__Available records__:
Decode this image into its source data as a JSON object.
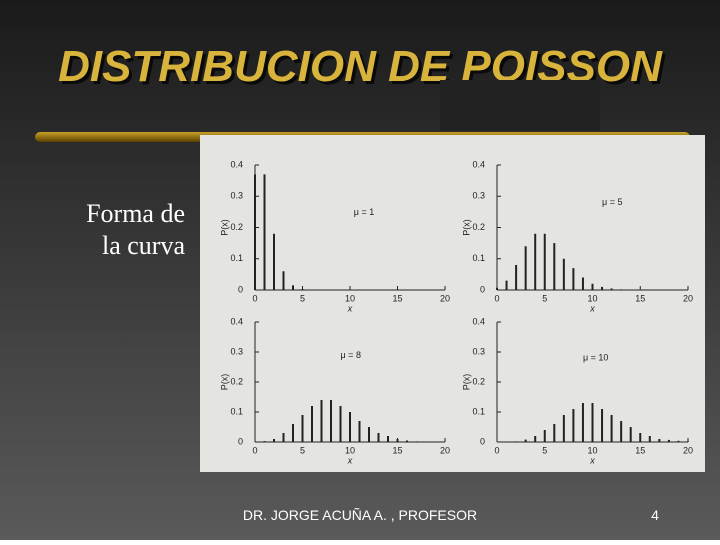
{
  "title": "DISTRIBUCION DE POISSON",
  "side_text": [
    "Forma de",
    "la curva"
  ],
  "footer": "DR. JORGE ACUÑA A. , PROFESOR",
  "page_number": "4",
  "chart_data": [
    {
      "type": "bar",
      "annotation": "μ = 1",
      "y_label": "P(x)",
      "x_label": "x",
      "x": [
        0,
        1,
        2,
        3,
        4,
        5
      ],
      "values": [
        0.37,
        0.37,
        0.18,
        0.06,
        0.015,
        0.003
      ],
      "xlim": [
        0,
        20
      ],
      "ylim": [
        0,
        0.4
      ],
      "xticks": [
        0,
        5,
        10,
        15,
        20
      ],
      "yticks": [
        0,
        0.1,
        0.2,
        0.3,
        0.4
      ],
      "color": "#222222"
    },
    {
      "type": "bar",
      "annotation": "μ = 5",
      "y_label": "P(x)",
      "x_label": "x",
      "x": [
        0,
        1,
        2,
        3,
        4,
        5,
        6,
        7,
        8,
        9,
        10,
        11,
        12,
        13
      ],
      "values": [
        0.007,
        0.03,
        0.08,
        0.14,
        0.18,
        0.18,
        0.15,
        0.1,
        0.07,
        0.04,
        0.02,
        0.01,
        0.005,
        0.002
      ],
      "xlim": [
        0,
        20
      ],
      "ylim": [
        0,
        0.4
      ],
      "xticks": [
        0,
        5,
        10,
        15,
        20
      ],
      "yticks": [
        0,
        0.1,
        0.2,
        0.3,
        0.4
      ],
      "color": "#222222"
    },
    {
      "type": "bar",
      "annotation": "μ = 8",
      "y_label": "P(x)",
      "x_label": "x",
      "x": [
        1,
        2,
        3,
        4,
        5,
        6,
        7,
        8,
        9,
        10,
        11,
        12,
        13,
        14,
        15,
        16,
        17
      ],
      "values": [
        0.003,
        0.01,
        0.03,
        0.06,
        0.09,
        0.12,
        0.14,
        0.14,
        0.12,
        0.1,
        0.07,
        0.05,
        0.03,
        0.02,
        0.01,
        0.005,
        0.002
      ],
      "xlim": [
        0,
        20
      ],
      "ylim": [
        0,
        0.4
      ],
      "xticks": [
        0,
        5,
        10,
        15,
        20
      ],
      "yticks": [
        0,
        0.1,
        0.2,
        0.3,
        0.4
      ],
      "color": "#222222"
    },
    {
      "type": "bar",
      "annotation": "μ = 10",
      "y_label": "P(x)",
      "x_label": "x",
      "x": [
        2,
        3,
        4,
        5,
        6,
        7,
        8,
        9,
        10,
        11,
        12,
        13,
        14,
        15,
        16,
        17,
        18,
        19,
        20
      ],
      "values": [
        0.002,
        0.008,
        0.02,
        0.04,
        0.06,
        0.09,
        0.11,
        0.13,
        0.13,
        0.11,
        0.09,
        0.07,
        0.05,
        0.03,
        0.02,
        0.01,
        0.007,
        0.004,
        0.002
      ],
      "xlim": [
        0,
        20
      ],
      "ylim": [
        0,
        0.4
      ],
      "xticks": [
        0,
        5,
        10,
        15,
        20
      ],
      "yticks": [
        0,
        0.1,
        0.2,
        0.3,
        0.4
      ],
      "color": "#222222"
    }
  ]
}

__Exercise objective__:
Give the number of lines where the string "annotation" occurs, without any further text.

__Result of this exercise__:
4